▶ [GIVEN INSTRUCTION] What is the number of lines in the entries that include the word "Years"? Respond with the number only.

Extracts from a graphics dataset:
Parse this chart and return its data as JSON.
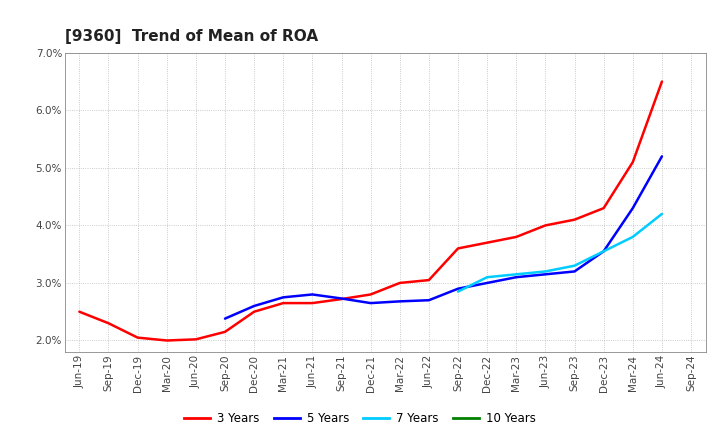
{
  "title": "[9360]  Trend of Mean of ROA",
  "ylim": [
    1.8,
    7.0
  ],
  "yticks": [
    2.0,
    3.0,
    4.0,
    5.0,
    6.0,
    7.0
  ],
  "ytick_labels": [
    "2.0%",
    "3.0%",
    "4.0%",
    "5.0%",
    "6.0%",
    "7.0%"
  ],
  "x_labels": [
    "Jun-19",
    "Sep-19",
    "Dec-19",
    "Mar-20",
    "Jun-20",
    "Sep-20",
    "Dec-20",
    "Mar-21",
    "Jun-21",
    "Sep-21",
    "Dec-21",
    "Mar-22",
    "Jun-22",
    "Sep-22",
    "Dec-22",
    "Mar-23",
    "Jun-23",
    "Sep-23",
    "Dec-23",
    "Mar-24",
    "Jun-24",
    "Sep-24"
  ],
  "series": {
    "3 Years": {
      "color": "#FF0000",
      "data": [
        2.5,
        2.3,
        2.05,
        2.0,
        2.02,
        2.15,
        2.5,
        2.65,
        2.65,
        2.72,
        2.8,
        3.0,
        3.05,
        3.6,
        3.7,
        3.8,
        4.0,
        4.1,
        4.3,
        5.1,
        6.5,
        null
      ]
    },
    "5 Years": {
      "color": "#0000FF",
      "data": [
        null,
        null,
        null,
        null,
        null,
        2.38,
        2.6,
        2.75,
        2.8,
        2.73,
        2.65,
        2.68,
        2.7,
        2.9,
        3.0,
        3.1,
        3.15,
        3.2,
        3.55,
        4.3,
        5.2,
        null
      ]
    },
    "7 Years": {
      "color": "#00CCFF",
      "data": [
        null,
        null,
        null,
        null,
        null,
        null,
        null,
        null,
        null,
        null,
        null,
        null,
        null,
        2.85,
        3.1,
        3.15,
        3.2,
        3.3,
        3.55,
        3.8,
        4.2,
        null
      ]
    },
    "10 Years": {
      "color": "#008000",
      "data": [
        null,
        null,
        null,
        null,
        null,
        null,
        null,
        null,
        null,
        null,
        null,
        null,
        null,
        null,
        null,
        null,
        null,
        null,
        null,
        null,
        null,
        null
      ]
    }
  },
  "legend_order": [
    "3 Years",
    "5 Years",
    "7 Years",
    "10 Years"
  ],
  "background_color": "#FFFFFF",
  "plot_background": "#FFFFFF",
  "grid_color": "#BBBBBB",
  "title_fontsize": 11,
  "tick_fontsize": 7.5
}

▶ [CORRECT ANSWER] 8